Write out the whole listing again, exactly.

(Stored entries)
⟨
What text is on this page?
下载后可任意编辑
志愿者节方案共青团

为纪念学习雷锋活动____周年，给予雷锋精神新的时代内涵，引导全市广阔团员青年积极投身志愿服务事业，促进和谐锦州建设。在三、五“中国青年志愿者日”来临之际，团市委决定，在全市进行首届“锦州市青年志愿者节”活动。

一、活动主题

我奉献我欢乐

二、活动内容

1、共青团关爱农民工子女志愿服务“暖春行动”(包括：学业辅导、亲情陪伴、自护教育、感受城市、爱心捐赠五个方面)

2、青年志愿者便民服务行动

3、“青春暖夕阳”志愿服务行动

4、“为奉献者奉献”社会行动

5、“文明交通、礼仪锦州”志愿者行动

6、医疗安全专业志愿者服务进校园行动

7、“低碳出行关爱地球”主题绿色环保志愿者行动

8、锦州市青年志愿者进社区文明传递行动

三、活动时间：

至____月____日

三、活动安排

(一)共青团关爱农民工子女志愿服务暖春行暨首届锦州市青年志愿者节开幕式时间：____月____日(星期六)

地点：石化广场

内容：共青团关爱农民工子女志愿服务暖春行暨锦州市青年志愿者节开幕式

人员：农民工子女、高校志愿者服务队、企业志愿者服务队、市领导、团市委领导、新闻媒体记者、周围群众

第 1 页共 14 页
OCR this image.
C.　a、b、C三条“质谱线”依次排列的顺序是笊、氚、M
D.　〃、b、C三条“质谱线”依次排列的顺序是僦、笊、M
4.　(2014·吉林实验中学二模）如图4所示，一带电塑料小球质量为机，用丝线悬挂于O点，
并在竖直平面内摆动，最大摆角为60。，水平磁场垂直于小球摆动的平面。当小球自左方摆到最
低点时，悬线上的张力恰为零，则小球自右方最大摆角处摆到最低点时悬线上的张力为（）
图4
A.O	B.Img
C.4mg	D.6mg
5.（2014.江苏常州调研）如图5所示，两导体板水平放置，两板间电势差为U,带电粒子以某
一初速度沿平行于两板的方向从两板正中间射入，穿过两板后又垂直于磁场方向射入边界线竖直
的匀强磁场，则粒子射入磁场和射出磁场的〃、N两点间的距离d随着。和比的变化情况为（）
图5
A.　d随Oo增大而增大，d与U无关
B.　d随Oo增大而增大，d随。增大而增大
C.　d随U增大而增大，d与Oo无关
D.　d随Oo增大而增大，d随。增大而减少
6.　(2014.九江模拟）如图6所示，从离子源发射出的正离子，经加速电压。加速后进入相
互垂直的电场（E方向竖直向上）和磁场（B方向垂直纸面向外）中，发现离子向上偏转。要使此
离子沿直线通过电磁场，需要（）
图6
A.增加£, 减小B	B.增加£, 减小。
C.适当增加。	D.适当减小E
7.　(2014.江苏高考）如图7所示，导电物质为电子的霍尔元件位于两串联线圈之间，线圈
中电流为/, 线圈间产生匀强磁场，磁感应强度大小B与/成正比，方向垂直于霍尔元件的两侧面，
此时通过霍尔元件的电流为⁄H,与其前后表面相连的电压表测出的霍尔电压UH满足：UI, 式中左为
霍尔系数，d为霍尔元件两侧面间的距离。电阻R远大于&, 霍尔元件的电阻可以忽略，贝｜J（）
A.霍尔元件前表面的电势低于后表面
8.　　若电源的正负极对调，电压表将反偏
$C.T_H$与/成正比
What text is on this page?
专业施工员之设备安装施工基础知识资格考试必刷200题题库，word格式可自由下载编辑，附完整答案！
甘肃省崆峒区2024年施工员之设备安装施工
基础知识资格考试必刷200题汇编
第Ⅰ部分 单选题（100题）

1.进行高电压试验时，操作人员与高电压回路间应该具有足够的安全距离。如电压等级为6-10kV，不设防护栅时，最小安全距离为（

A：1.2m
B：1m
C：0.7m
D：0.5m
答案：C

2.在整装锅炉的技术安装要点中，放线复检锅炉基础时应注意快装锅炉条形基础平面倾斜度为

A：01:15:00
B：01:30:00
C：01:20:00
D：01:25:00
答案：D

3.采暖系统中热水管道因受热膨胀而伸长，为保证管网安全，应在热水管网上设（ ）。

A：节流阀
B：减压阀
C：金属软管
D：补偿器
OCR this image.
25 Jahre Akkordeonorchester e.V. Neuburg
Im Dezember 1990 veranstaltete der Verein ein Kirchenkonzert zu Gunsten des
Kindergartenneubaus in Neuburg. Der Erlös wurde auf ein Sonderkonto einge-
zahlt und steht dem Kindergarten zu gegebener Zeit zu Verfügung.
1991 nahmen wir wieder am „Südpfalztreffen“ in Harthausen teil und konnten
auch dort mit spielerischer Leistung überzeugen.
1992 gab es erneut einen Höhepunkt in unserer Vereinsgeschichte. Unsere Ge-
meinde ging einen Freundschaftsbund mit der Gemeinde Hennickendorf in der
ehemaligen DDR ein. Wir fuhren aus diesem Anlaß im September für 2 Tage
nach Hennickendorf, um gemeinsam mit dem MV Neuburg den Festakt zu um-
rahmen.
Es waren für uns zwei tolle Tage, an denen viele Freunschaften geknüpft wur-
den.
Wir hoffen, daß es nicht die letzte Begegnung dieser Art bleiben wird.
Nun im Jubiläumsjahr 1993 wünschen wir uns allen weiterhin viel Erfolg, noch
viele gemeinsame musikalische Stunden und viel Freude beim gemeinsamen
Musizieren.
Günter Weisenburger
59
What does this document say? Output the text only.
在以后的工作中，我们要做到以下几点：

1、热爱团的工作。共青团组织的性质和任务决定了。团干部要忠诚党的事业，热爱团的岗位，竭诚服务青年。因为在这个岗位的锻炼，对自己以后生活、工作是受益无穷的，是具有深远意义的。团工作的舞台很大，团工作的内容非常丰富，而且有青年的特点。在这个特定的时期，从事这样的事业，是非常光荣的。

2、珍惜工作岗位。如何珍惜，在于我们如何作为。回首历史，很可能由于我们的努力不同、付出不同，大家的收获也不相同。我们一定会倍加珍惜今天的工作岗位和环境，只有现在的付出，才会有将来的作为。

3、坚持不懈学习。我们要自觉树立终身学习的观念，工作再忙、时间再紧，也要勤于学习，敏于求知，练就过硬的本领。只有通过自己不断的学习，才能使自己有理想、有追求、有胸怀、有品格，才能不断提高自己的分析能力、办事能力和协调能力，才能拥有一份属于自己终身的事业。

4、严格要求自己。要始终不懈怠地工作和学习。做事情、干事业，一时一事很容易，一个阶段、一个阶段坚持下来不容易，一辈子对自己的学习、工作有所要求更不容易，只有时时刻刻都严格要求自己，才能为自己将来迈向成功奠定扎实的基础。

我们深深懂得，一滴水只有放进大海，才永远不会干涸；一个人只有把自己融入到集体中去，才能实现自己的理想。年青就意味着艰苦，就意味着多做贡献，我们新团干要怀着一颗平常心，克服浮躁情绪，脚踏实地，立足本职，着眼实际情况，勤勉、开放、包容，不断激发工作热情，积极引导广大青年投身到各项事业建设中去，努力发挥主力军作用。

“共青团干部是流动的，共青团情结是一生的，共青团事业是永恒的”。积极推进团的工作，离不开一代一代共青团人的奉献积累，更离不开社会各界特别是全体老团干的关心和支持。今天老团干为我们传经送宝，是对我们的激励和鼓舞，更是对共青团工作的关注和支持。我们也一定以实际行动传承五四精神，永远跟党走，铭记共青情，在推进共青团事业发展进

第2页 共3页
⟩
:: REPLY TO THE EXERCISE ::
What text is on this page?
下载后可任意编辑
志愿者节方案共青团

为纪念学习雷锋活动____周年，给予雷锋精神新的时代内涵，引导全市广阔团员青年积极投身志愿服务事业，促进和谐锦州建设。在三、五“中国青年志愿者日”来临之际，团市委决定，在全市进行首届“锦州市青年志愿者节”活动。

一、活动主题

我奉献我欢乐

二、活动内容

1、共青团关爱农民工子女志愿服务“暖春行动”(包括：学业辅导、亲情陪伴、自护教育、感受城市、爱心捐赠五个方面)

2、青年志愿者便民服务行动

3、“青春暖夕阳”志愿服务行动

4、“为奉献者奉献”社会行动

5、“文明交通、礼仪锦州”志愿者行动

6、医疗安全专业志愿者服务进校园行动

7、“低碳出行关爱地球”主题绿色环保志愿者行动

8、锦州市青年志愿者进社区文明传递行动

三、活动时间：

至____月____日

三、活动安排

(一)共青团关爱农民工子女志愿服务暖春行暨首届锦州市青年志愿者节开幕式时间：____月____日(星期六)

地点：石化广场

内容：共青团关爱农民工子女志愿服务暖春行暨锦州市青年志愿者节开幕式

人员：农民工子女、高校志愿者服务队、企业志愿者服务队、市领导、团市委领导、新闻媒体记者、周围群众

第 1 页共 14 页
OCR this image.
C.　a、b、C三条“质谱线”依次排列的顺序是笊、氚、M
D.　〃、b、C三条“质谱线”依次排列的顺序是僦、笊、M
4.　(2014·吉林实验中学二模）如图4所示，一带电塑料小球质量为机，用丝线悬挂于O点，
并在竖直平面内摆动，最大摆角为60。，水平磁场垂直于小球摆动的平面。当小球自左方摆到最
低点时，悬线上的张力恰为零，则小球自右方最大摆角处摆到最低点时悬线上的张力为（）
图4
A.O	B.Img
C.4mg	D.6mg
5.（2014.江苏常州调研）如图5所示，两导体板水平放置，两板间电势差为U,带电粒子以某
一初速度沿平行于两板的方向从两板正中间射入，穿过两板后又垂直于磁场方向射入边界线竖直
的匀强磁场，则粒子射入磁场和射出磁场的〃、N两点间的距离d随着。和比的变化情况为（）
图5
A.　d随Oo增大而增大，d与U无关
B.　d随Oo增大而增大，d随。增大而增大
C.　d随U增大而增大，d与Oo无关
D.　d随Oo增大而增大，d随。增大而减少
6.　(2014.九江模拟）如图6所示，从离子源发射出的正离子，经加速电压。加速后进入相
互垂直的电场（E方向竖直向上）和磁场（B方向垂直纸面向外）中，发现离子向上偏转。要使此
离子沿直线通过电磁场，需要（）
图6
A.增加£, 减小B	B.增加£, 减小。
C.适当增加。	D.适当减小E
7.　(2014.江苏高考）如图7所示，导电物质为电子的霍尔元件位于两串联线圈之间，线圈
中电流为/, 线圈间产生匀强磁场，磁感应强度大小B与/成正比，方向垂直于霍尔元件的两侧面，
此时通过霍尔元件的电流为⁄H,与其前后表面相连的电压表测出的霍尔电压UH满足：UI, 式中左为
霍尔系数，d为霍尔元件两侧面间的距离。电阻R远大于&, 霍尔元件的电阻可以忽略，贝｜J（）
A.霍尔元件前表面的电势低于后表面
8.　　若电源的正负极对调，电压表将反偏
$C.T_H$与/成正比
What text is on this page?
专业施工员之设备安装施工基础知识资格考试必刷200题题库，word格式可自由下载编辑，附完整答案！
甘肃省崆峒区2024年施工员之设备安装施工
基础知识资格考试必刷200题汇编
第Ⅰ部分 单选题（100题）

1.进行高电压试验时，操作人员与高电压回路间应该具有足够的安全距离。如电压等级为6-10kV，不设防护栅时，最小安全距离为（

A：1.2m
B：1m
C：0.7m
D：0.5m
答案：C

2.在整装锅炉的技术安装要点中，放线复检锅炉基础时应注意快装锅炉条形基础平面倾斜度为

A：01:15:00
B：01:30:00
C：01:20:00
D：01:25:00
答案：D

3.采暖系统中热水管道因受热膨胀而伸长，为保证管网安全，应在热水管网上设（ ）。

A：节流阀
B：减压阀
C：金属软管
D：补偿器
OCR this image.
25 Jahre Akkordeonorchester e.V. Neuburg
Im Dezember 1990 veranstaltete der Verein ein Kirchenkonzert zu Gunsten des
Kindergartenneubaus in Neuburg. Der Erlös wurde auf ein Sonderkonto einge-
zahlt und steht dem Kindergarten zu gegebener Zeit zu Verfügung.
1991 nahmen wir wieder am „Südpfalztreffen“ in Harthausen teil und konnten
auch dort mit spielerischer Leistung überzeugen.
1992 gab es erneut einen Höhepunkt in unserer Vereinsgeschichte. Unsere Ge-
meinde ging einen Freundschaftsbund mit der Gemeinde Hennickendorf in der
ehemaligen DDR ein. Wir fuhren aus diesem Anlaß im September für 2 Tage
nach Hennickendorf, um gemeinsam mit dem MV Neuburg den Festakt zu um-
rahmen.
Es waren für uns zwei tolle Tage, an denen viele Freunschaften geknüpft wur-
den.
Wir hoffen, daß es nicht die letzte Begegnung dieser Art bleiben wird.
Nun im Jubiläumsjahr 1993 wünschen wir uns allen weiterhin viel Erfolg, noch
viele gemeinsame musikalische Stunden und viel Freude beim gemeinsamen
Musizieren.
Günter Weisenburger
59
What does this document say? Output the text only.
在以后的工作中，我们要做到以下几点：

1、热爱团的工作。共青团组织的性质和任务决定了。团干部要忠诚党的事业，热爱团的岗位，竭诚服务青年。因为在这个岗位的锻炼，对自己以后生活、工作是受益无穷的，是具有深远意义的。团工作的舞台很大，团工作的内容非常丰富，而且有青年的特点。在这个特定的时期，从事这样的事业，是非常光荣的。

2、珍惜工作岗位。如何珍惜，在于我们如何作为。回首历史，很可能由于我们的努力不同、付出不同，大家的收获也不相同。我们一定会倍加珍惜今天的工作岗位和环境，只有现在的付出，才会有将来的作为。

3、坚持不懈学习。我们要自觉树立终身学习的观念，工作再忙、时间再紧，也要勤于学习，敏于求知，练就过硬的本领。只有通过自己不断的学习，才能使自己有理想、有追求、有胸怀、有品格，才能不断提高自己的分析能力、办事能力和协调能力，才能拥有一份属于自己终身的事业。

4、严格要求自己。要始终不懈怠地工作和学习。做事情、干事业，一时一事很容易，一个阶段、一个阶段坚持下来不容易，一辈子对自己的学习、工作有所要求更不容易，只有时时刻刻都严格要求自己，才能为自己将来迈向成功奠定扎实的基础。

我们深深懂得，一滴水只有放进大海，才永远不会干涸；一个人只有把自己融入到集体中去，才能实现自己的理想。年青就意味着艰苦，就意味着多做贡献，我们新团干要怀着一颗平常心，克服浮躁情绪，脚踏实地，立足本职，着眼实际情况，勤勉、开放、包容，不断激发工作热情，积极引导广大青年投身到各项事业建设中去，努力发挥主力军作用。

“共青团干部是流动的，共青团情结是一生的，共青团事业是永恒的”。积极推进团的工作，离不开一代一代共青团人的奉献积累，更离不开社会各界特别是全体老团干的关心和支持。今天老团干为我们传经送宝，是对我们的激励和鼓舞，更是对共青团工作的关注和支持。我们也一定以实际行动传承五四精神，永远跟党走，铭记共青情，在推进共青团事业发展进

第2页 共3页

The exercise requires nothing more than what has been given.